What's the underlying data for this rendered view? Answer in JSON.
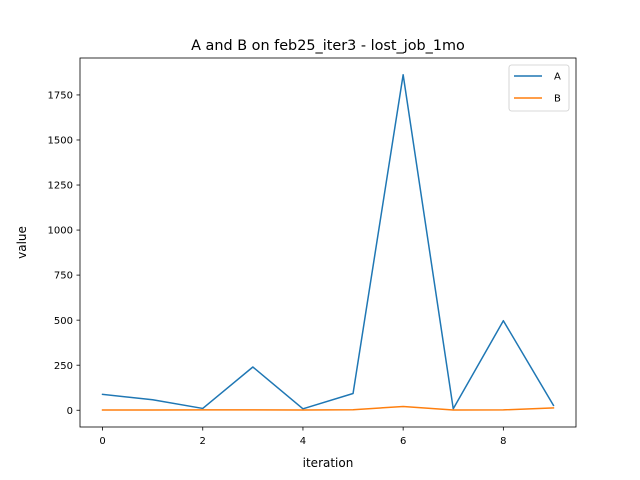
{
  "chart_data": {
    "type": "line",
    "title": "A and B on feb25_iter3 - lost_job_1mo",
    "xlabel": "iteration",
    "ylabel": "value",
    "xlim": [
      -0.45,
      9.45
    ],
    "ylim": [
      -93,
      1955
    ],
    "xticks": [
      0,
      2,
      4,
      6,
      8
    ],
    "yticks": [
      0,
      250,
      500,
      750,
      1000,
      1250,
      1500,
      1750
    ],
    "legend_position": "top-right",
    "grid": false,
    "x": [
      0,
      1,
      2,
      3,
      4,
      5,
      6,
      7,
      8,
      9
    ],
    "series": [
      {
        "name": "A",
        "color": "#1f77b4",
        "values": [
          88,
          58,
          10,
          240,
          8,
          93,
          1862,
          8,
          497,
          27
        ]
      },
      {
        "name": "B",
        "color": "#ff7f0e",
        "values": [
          1,
          1,
          2,
          2,
          1,
          3,
          21,
          1,
          2,
          13
        ]
      }
    ]
  }
}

=-=-=-=-=

Task to carry out:
Repeat the data above exactly, but not the pictures.

Reply to the exercise:
What's the underlying data for this rendered view? Answer in JSON.
{
  "chart_data": {
    "type": "line",
    "title": "A and B on feb25_iter3 - lost_job_1mo",
    "xlabel": "iteration",
    "ylabel": "value",
    "xlim": [
      -0.45,
      9.45
    ],
    "ylim": [
      -93,
      1955
    ],
    "xticks": [
      0,
      2,
      4,
      6,
      8
    ],
    "yticks": [
      0,
      250,
      500,
      750,
      1000,
      1250,
      1500,
      1750
    ],
    "legend_position": "top-right",
    "grid": false,
    "x": [
      0,
      1,
      2,
      3,
      4,
      5,
      6,
      7,
      8,
      9
    ],
    "series": [
      {
        "name": "A",
        "color": "#1f77b4",
        "values": [
          88,
          58,
          10,
          240,
          8,
          93,
          1862,
          8,
          497,
          27
        ]
      },
      {
        "name": "B",
        "color": "#ff7f0e",
        "values": [
          1,
          1,
          2,
          2,
          1,
          3,
          21,
          1,
          2,
          13
        ]
      }
    ]
  }
}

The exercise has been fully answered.